_STATED TASK_.
Exactly the lines from the line with "What data was" to the line with "Parse this screenshot: output" should be extracted, both included, with no other lines.

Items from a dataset
# # # #
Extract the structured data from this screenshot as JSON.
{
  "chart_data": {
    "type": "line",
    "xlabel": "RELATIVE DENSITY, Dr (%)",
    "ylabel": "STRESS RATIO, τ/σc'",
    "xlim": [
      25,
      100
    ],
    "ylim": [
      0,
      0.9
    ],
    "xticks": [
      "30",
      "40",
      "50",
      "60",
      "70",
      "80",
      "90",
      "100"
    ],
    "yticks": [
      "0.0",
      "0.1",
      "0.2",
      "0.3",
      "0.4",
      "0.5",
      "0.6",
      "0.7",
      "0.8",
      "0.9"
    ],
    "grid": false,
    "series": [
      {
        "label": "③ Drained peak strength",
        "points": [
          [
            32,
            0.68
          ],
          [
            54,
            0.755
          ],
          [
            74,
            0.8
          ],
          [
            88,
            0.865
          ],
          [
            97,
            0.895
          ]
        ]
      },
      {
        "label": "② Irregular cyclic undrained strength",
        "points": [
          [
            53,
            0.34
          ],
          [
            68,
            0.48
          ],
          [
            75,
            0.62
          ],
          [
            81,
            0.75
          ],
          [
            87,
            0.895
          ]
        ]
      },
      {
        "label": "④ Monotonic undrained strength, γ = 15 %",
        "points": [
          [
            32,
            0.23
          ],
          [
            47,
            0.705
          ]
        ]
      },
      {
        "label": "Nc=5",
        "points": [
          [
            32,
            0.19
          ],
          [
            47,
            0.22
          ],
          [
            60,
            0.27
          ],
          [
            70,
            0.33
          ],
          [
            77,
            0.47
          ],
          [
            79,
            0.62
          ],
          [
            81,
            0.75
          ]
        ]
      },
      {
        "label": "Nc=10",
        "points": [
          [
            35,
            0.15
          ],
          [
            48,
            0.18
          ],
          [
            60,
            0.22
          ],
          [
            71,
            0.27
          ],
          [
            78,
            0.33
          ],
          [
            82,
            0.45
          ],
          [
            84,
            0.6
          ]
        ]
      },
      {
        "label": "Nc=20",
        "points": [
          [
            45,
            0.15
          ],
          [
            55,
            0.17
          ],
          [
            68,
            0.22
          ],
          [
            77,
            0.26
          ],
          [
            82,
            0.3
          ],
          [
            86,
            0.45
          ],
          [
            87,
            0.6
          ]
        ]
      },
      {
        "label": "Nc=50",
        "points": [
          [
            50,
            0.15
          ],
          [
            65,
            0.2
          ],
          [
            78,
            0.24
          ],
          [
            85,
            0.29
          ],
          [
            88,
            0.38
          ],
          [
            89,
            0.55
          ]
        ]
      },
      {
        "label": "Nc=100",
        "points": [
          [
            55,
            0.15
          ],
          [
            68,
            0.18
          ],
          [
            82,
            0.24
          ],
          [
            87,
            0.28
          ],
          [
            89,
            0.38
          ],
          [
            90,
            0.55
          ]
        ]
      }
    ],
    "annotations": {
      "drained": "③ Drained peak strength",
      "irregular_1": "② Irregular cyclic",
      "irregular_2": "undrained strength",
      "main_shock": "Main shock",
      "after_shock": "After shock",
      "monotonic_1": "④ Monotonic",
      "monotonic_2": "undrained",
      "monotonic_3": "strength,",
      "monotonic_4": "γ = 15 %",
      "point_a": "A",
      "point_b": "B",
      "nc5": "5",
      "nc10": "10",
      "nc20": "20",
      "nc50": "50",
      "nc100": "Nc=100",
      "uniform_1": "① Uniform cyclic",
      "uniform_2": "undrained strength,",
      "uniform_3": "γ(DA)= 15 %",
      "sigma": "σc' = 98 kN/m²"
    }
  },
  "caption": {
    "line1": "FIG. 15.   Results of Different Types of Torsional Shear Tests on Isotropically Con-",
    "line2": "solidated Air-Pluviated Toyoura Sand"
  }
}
# # # #
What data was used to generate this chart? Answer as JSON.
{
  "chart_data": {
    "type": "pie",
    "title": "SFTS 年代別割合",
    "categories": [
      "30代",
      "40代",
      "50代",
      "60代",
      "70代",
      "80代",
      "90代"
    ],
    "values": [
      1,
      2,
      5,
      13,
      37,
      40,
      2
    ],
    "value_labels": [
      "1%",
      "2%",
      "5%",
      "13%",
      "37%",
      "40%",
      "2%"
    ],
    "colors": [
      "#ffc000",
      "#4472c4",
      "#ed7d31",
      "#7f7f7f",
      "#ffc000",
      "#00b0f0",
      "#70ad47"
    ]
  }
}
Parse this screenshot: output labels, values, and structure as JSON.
# # # #
_TASK ANSWER_.
What data was used to generate this chart? Answer as JSON.
{
  "chart_data": {
    "type": "pie",
    "title": "SFTS 年代別割合",
    "categories": [
      "30代",
      "40代",
      "50代",
      "60代",
      "70代",
      "80代",
      "90代"
    ],
    "values": [
      1,
      2,
      5,
      13,
      37,
      40,
      2
    ],
    "value_labels": [
      "1%",
      "2%",
      "5%",
      "13%",
      "37%",
      "40%",
      "2%"
    ],
    "colors": [
      "#ffc000",
      "#4472c4",
      "#ed7d31",
      "#7f7f7f",
      "#ffc000",
      "#00b0f0",
      "#70ad47"
    ]
  }
}
Parse this screenshot: output labels, values, and structure as JSON.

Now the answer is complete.